"""

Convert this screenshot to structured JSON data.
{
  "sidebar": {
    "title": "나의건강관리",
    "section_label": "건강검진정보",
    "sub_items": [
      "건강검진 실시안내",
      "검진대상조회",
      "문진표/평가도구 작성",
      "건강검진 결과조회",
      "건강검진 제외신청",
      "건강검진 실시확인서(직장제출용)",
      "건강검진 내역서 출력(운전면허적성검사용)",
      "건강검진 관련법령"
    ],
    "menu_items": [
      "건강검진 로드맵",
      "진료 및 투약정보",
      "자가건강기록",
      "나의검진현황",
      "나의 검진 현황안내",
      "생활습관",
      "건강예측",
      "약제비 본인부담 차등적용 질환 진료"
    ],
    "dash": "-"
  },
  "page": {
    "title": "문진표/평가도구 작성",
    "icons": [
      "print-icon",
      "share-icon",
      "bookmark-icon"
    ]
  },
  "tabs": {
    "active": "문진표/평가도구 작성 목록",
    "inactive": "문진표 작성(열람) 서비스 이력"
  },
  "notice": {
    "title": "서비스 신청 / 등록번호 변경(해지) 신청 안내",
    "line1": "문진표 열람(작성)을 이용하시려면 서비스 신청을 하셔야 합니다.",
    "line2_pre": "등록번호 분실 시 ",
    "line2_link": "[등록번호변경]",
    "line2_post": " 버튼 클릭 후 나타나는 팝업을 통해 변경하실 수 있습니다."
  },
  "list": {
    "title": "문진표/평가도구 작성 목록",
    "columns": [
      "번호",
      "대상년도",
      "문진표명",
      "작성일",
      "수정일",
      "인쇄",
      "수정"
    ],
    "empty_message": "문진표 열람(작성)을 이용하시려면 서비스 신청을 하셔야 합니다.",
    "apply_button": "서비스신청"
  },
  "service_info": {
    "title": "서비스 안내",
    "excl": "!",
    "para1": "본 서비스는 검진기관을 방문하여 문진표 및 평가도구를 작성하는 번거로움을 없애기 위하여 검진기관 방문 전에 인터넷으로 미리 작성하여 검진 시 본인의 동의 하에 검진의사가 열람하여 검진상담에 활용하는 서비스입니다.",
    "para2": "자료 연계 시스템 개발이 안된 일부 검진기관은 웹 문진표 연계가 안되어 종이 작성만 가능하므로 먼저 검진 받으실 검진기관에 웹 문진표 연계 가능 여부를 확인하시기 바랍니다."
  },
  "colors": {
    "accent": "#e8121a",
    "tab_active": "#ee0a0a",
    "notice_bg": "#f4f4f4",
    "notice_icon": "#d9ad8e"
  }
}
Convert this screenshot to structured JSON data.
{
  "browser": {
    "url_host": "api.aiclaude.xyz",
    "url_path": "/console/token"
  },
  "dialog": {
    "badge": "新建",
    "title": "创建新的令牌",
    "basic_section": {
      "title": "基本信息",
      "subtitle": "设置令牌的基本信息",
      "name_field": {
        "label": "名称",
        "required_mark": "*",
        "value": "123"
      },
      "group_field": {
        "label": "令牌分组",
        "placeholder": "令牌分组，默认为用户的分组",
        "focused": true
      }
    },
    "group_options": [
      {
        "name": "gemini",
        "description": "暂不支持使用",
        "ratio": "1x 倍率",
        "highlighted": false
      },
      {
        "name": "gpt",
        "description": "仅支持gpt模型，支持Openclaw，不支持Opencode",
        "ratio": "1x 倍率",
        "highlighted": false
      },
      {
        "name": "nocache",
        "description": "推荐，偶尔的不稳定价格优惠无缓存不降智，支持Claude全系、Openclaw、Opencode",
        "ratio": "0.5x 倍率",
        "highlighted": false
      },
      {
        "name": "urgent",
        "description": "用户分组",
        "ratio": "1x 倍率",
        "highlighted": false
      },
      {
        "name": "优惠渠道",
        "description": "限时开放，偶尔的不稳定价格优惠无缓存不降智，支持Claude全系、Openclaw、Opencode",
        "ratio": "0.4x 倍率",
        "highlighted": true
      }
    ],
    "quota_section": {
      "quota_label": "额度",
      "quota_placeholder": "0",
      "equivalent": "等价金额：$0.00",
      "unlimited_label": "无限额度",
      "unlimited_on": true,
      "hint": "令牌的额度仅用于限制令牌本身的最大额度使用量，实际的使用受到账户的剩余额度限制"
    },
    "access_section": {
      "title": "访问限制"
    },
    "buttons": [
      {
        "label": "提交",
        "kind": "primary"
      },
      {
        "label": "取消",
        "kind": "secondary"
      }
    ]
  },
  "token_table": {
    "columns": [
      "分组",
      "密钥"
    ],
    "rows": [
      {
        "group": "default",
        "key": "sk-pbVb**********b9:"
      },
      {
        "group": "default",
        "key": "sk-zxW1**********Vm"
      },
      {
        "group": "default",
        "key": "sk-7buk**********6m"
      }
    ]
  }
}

"""

> [Given problem]: Write out each line of the data above again, exactly as given.

> [The result]:
Convert this screenshot to structured JSON data.
{
  "sidebar": {
    "title": "나의건강관리",
    "section_label": "건강검진정보",
    "sub_items": [
      "건강검진 실시안내",
      "검진대상조회",
      "문진표/평가도구 작성",
      "건강검진 결과조회",
      "건강검진 제외신청",
      "건강검진 실시확인서(직장제출용)",
      "건강검진 내역서 출력(운전면허적성검사용)",
      "건강검진 관련법령"
    ],
    "menu_items": [
      "건강검진 로드맵",
      "진료 및 투약정보",
      "자가건강기록",
      "나의검진현황",
      "나의 검진 현황안내",
      "생활습관",
      "건강예측",
      "약제비 본인부담 차등적용 질환 진료"
    ],
    "dash": "-"
  },
  "page": {
    "title": "문진표/평가도구 작성",
    "icons": [
      "print-icon",
      "share-icon",
      "bookmark-icon"
    ]
  },
  "tabs": {
    "active": "문진표/평가도구 작성 목록",
    "inactive": "문진표 작성(열람) 서비스 이력"
  },
  "notice": {
    "title": "서비스 신청 / 등록번호 변경(해지) 신청 안내",
    "line1": "문진표 열람(작성)을 이용하시려면 서비스 신청을 하셔야 합니다.",
    "line2_pre": "등록번호 분실 시 ",
    "line2_link": "[등록번호변경]",
    "line2_post": " 버튼 클릭 후 나타나는 팝업을 통해 변경하실 수 있습니다."
  },
  "list": {
    "title": "문진표/평가도구 작성 목록",
    "columns": [
      "번호",
      "대상년도",
      "문진표명",
      "작성일",
      "수정일",
      "인쇄",
      "수정"
    ],
    "empty_message": "문진표 열람(작성)을 이용하시려면 서비스 신청을 하셔야 합니다.",
    "apply_button": "서비스신청"
  },
  "service_info": {
    "title": "서비스 안내",
    "excl": "!",
    "para1": "본 서비스는 검진기관을 방문하여 문진표 및 평가도구를 작성하는 번거로움을 없애기 위하여 검진기관 방문 전에 인터넷으로 미리 작성하여 검진 시 본인의 동의 하에 검진의사가 열람하여 검진상담에 활용하는 서비스입니다.",
    "para2": "자료 연계 시스템 개발이 안된 일부 검진기관은 웹 문진표 연계가 안되어 종이 작성만 가능하므로 먼저 검진 받으실 검진기관에 웹 문진표 연계 가능 여부를 확인하시기 바랍니다."
  },
  "colors": {
    "accent": "#e8121a",
    "tab_active": "#ee0a0a",
    "notice_bg": "#f4f4f4",
    "notice_icon": "#d9ad8e"
  }
}
Convert this screenshot to structured JSON data.
{
  "browser": {
    "url_host": "api.aiclaude.xyz",
    "url_path": "/console/token"
  },
  "dialog": {
    "badge": "新建",
    "title": "创建新的令牌",
    "basic_section": {
      "title": "基本信息",
      "subtitle": "设置令牌的基本信息",
      "name_field": {
        "label": "名称",
        "required_mark": "*",
        "value": "123"
      },
      "group_field": {
        "label": "令牌分组",
        "placeholder": "令牌分组，默认为用户的分组",
        "focused": true
      }
    },
    "group_options": [
      {
        "name": "gemini",
        "description": "暂不支持使用",
        "ratio": "1x 倍率",
        "highlighted": false
      },
      {
        "name": "gpt",
        "description": "仅支持gpt模型，支持Openclaw，不支持Opencode",
        "ratio": "1x 倍率",
        "highlighted": false
      },
      {
        "name": "nocache",
        "description": "推荐，偶尔的不稳定价格优惠无缓存不降智，支持Claude全系、Openclaw、Opencode",
        "ratio": "0.5x 倍率",
        "highlighted": false
      },
      {
        "name": "urgent",
        "description": "用户分组",
        "ratio": "1x 倍率",
        "highlighted": false
      },
      {
        "name": "优惠渠道",
        "description": "限时开放，偶尔的不稳定价格优惠无缓存不降智，支持Claude全系、Openclaw、Opencode",
        "ratio": "0.4x 倍率",
        "highlighted": true
      }
    ],
    "quota_section": {
      "quota_label": "额度",
      "quota_placeholder": "0",
      "equivalent": "等价金额：$0.00",
      "unlimited_label": "无限额度",
      "unlimited_on": true,
      "hint": "令牌的额度仅用于限制令牌本身的最大额度使用量，实际的使用受到账户的剩余额度限制"
    },
    "access_section": {
      "title": "访问限制"
    },
    "buttons": [
      {
        "label": "提交",
        "kind": "primary"
      },
      {
        "label": "取消",
        "kind": "secondary"
      }
    ]
  },
  "token_table": {
    "columns": [
      "分组",
      "密钥"
    ],
    "rows": [
      {
        "group": "default",
        "key": "sk-pbVb**********b9:"
      },
      {
        "group": "default",
        "key": "sk-zxW1**********Vm"
      },
      {
        "group": "default",
        "key": "sk-7buk**********6m"
      }
    ]
  }
}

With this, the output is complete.